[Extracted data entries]
--- --- ---

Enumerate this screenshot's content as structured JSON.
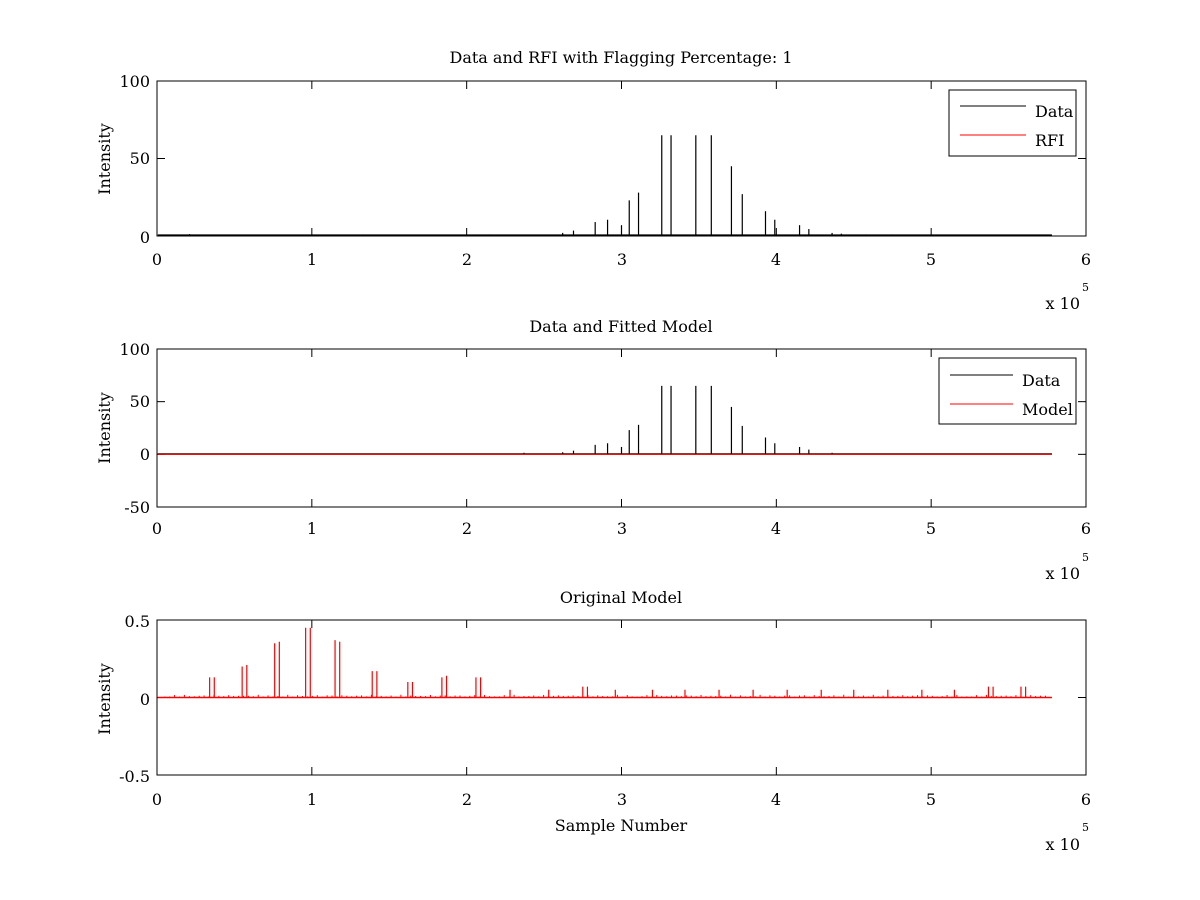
{
  "chart_data": [
    {
      "type": "line",
      "title": "Data and RFI with Flagging Percentage: 1",
      "xlabel": "",
      "ylabel": "Intensity",
      "x_multiplier": "x 10",
      "x_multiplier_exp": "5",
      "xlim": [
        0,
        6
      ],
      "ylim": [
        0,
        100
      ],
      "xticks": [
        "0",
        "1",
        "2",
        "3",
        "4",
        "5",
        "6"
      ],
      "yticks": [
        "0",
        "50",
        "100"
      ],
      "ytick_values": [
        0,
        50,
        100
      ],
      "x_data_end": 5.78,
      "baseline": 0.6,
      "legend": {
        "position": "top-right",
        "entries": [
          "Data",
          "RFI"
        ]
      },
      "series": [
        {
          "name": "Data",
          "color": "#000000",
          "spikes": [
            [
              0.21,
              1.2
            ],
            [
              1.33,
              1.0
            ],
            [
              2.15,
              1.0
            ],
            [
              2.62,
              2.0
            ],
            [
              2.69,
              3.5
            ],
            [
              2.83,
              9.0
            ],
            [
              2.91,
              10.5
            ],
            [
              3.0,
              7.0
            ],
            [
              3.05,
              23.0
            ],
            [
              3.11,
              28.0
            ],
            [
              3.26,
              65.0
            ],
            [
              3.32,
              65.0
            ],
            [
              3.48,
              65.0
            ],
            [
              3.58,
              65.0
            ],
            [
              3.71,
              45.0
            ],
            [
              3.78,
              27.0
            ],
            [
              3.93,
              16.0
            ],
            [
              3.99,
              10.5
            ],
            [
              4.15,
              7.0
            ],
            [
              4.21,
              4.5
            ],
            [
              4.36,
              2.0
            ],
            [
              4.42,
              1.5
            ],
            [
              4.58,
              1.0
            ],
            [
              4.75,
              1.0
            ]
          ]
        },
        {
          "name": "RFI",
          "color": "#ff0000",
          "spikes": []
        }
      ]
    },
    {
      "type": "line",
      "title": "Data and Fitted Model",
      "xlabel": "",
      "ylabel": "Intensity",
      "x_multiplier": "x 10",
      "x_multiplier_exp": "5",
      "xlim": [
        0,
        6
      ],
      "ylim": [
        -50,
        100
      ],
      "xticks": [
        "0",
        "1",
        "2",
        "3",
        "4",
        "5",
        "6"
      ],
      "yticks": [
        "-50",
        "0",
        "50",
        "100"
      ],
      "ytick_values": [
        -50,
        0,
        50,
        100
      ],
      "x_data_end": 5.78,
      "baseline": 0.3,
      "legend": {
        "position": "top-right",
        "entries": [
          "Data",
          "Model"
        ]
      },
      "series": [
        {
          "name": "Data",
          "color": "#000000",
          "spikes": [
            [
              2.37,
              1.5
            ],
            [
              2.62,
              2.0
            ],
            [
              2.69,
              3.5
            ],
            [
              2.83,
              9.0
            ],
            [
              2.91,
              10.5
            ],
            [
              3.0,
              7.0
            ],
            [
              3.05,
              23.0
            ],
            [
              3.11,
              28.0
            ],
            [
              3.26,
              65.0
            ],
            [
              3.32,
              65.0
            ],
            [
              3.48,
              65.0
            ],
            [
              3.58,
              65.0
            ],
            [
              3.71,
              45.0
            ],
            [
              3.78,
              27.0
            ],
            [
              3.93,
              16.0
            ],
            [
              3.99,
              10.5
            ],
            [
              4.15,
              7.0
            ],
            [
              4.21,
              4.5
            ],
            [
              4.36,
              1.5
            ]
          ]
        },
        {
          "name": "Model",
          "color": "#ff0000",
          "spikes": []
        }
      ]
    },
    {
      "type": "line",
      "title": "Original Model",
      "xlabel": "Sample Number",
      "ylabel": "Intensity",
      "x_multiplier": "x 10",
      "x_multiplier_exp": "5",
      "xlim": [
        0,
        6
      ],
      "ylim": [
        -0.5,
        0.5
      ],
      "xticks": [
        "0",
        "1",
        "2",
        "3",
        "4",
        "5",
        "6"
      ],
      "yticks": [
        "-0.5",
        "0",
        "0.5"
      ],
      "ytick_values": [
        -0.5,
        0,
        0.5
      ],
      "x_data_end": 5.78,
      "baseline": 0.0,
      "legend": null,
      "series": [
        {
          "name": "",
          "color": "#ff0000",
          "spikes": [
            [
              0.34,
              0.13
            ],
            [
              0.37,
              0.13
            ],
            [
              0.55,
              0.2
            ],
            [
              0.58,
              0.21
            ],
            [
              0.76,
              0.35
            ],
            [
              0.79,
              0.36
            ],
            [
              0.96,
              0.45
            ],
            [
              0.99,
              0.45
            ],
            [
              1.15,
              0.37
            ],
            [
              1.18,
              0.36
            ],
            [
              1.39,
              0.17
            ],
            [
              1.42,
              0.17
            ],
            [
              1.62,
              0.1
            ],
            [
              1.65,
              0.1
            ],
            [
              1.84,
              0.13
            ],
            [
              1.87,
              0.14
            ],
            [
              2.06,
              0.13
            ],
            [
              2.09,
              0.13
            ],
            [
              2.28,
              0.05
            ],
            [
              2.53,
              0.05
            ],
            [
              2.75,
              0.07
            ],
            [
              2.78,
              0.07
            ],
            [
              2.96,
              0.05
            ],
            [
              3.2,
              0.05
            ],
            [
              3.41,
              0.05
            ],
            [
              3.63,
              0.05
            ],
            [
              3.85,
              0.05
            ],
            [
              4.07,
              0.05
            ],
            [
              4.29,
              0.05
            ],
            [
              4.5,
              0.05
            ],
            [
              4.72,
              0.05
            ],
            [
              4.94,
              0.05
            ],
            [
              5.15,
              0.05
            ],
            [
              5.37,
              0.07
            ],
            [
              5.4,
              0.07
            ],
            [
              5.58,
              0.07
            ],
            [
              5.61,
              0.07
            ]
          ]
        }
      ]
    }
  ]
}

--- --- ---

■ Work to be completed: Go through the preceding material and copy each line that has the word "Model".

■ Task answer:
      "title": "Data and Fitted Model",
          "Model"
          "name": "Model",
      "title": "Original Model",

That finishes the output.